--- Start of Material for the task ---

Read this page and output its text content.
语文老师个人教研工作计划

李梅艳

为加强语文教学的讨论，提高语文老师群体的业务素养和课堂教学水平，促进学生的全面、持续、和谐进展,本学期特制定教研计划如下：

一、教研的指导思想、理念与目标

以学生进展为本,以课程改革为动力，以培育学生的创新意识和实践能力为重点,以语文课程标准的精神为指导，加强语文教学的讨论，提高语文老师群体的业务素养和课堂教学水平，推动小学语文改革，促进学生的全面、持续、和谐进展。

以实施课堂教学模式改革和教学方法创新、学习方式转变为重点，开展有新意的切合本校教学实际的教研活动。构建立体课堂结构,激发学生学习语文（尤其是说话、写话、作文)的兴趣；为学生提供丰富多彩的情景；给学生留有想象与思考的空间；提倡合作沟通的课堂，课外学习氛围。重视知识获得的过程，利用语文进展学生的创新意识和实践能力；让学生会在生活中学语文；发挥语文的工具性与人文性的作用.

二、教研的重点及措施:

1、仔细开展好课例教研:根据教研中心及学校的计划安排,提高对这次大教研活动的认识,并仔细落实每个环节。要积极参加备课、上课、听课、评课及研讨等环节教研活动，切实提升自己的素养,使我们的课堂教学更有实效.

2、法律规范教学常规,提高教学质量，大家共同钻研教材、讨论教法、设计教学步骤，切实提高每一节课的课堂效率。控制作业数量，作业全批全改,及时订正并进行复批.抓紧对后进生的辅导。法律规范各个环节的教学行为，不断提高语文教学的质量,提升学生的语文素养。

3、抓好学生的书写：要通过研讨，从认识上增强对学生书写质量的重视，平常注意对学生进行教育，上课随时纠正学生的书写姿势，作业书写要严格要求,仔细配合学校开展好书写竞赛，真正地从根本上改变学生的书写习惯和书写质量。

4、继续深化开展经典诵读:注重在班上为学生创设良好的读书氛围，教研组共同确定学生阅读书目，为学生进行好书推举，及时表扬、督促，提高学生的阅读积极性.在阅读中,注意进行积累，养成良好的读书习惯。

--- End of Material for the task ---

Required work
Go through the material and copy out every line with "促进学生的全面" in it.

Correct result
为加强语文教学的讨论，提高语文老师群体的业务素养和课堂教学水平，促进学生的全面、持续、和谐进展,本学期特制定教研计划如下：
以学生进展为本,以课程改革为动力，以培育学生的创新意识和实践能力为重点,以语文课程标准的精神为指导，加强语文教学的讨论，提高语文老师群体的业务素养和课堂教学水平，推动小学语文改革，促进学生的全面、持续、和谐进展。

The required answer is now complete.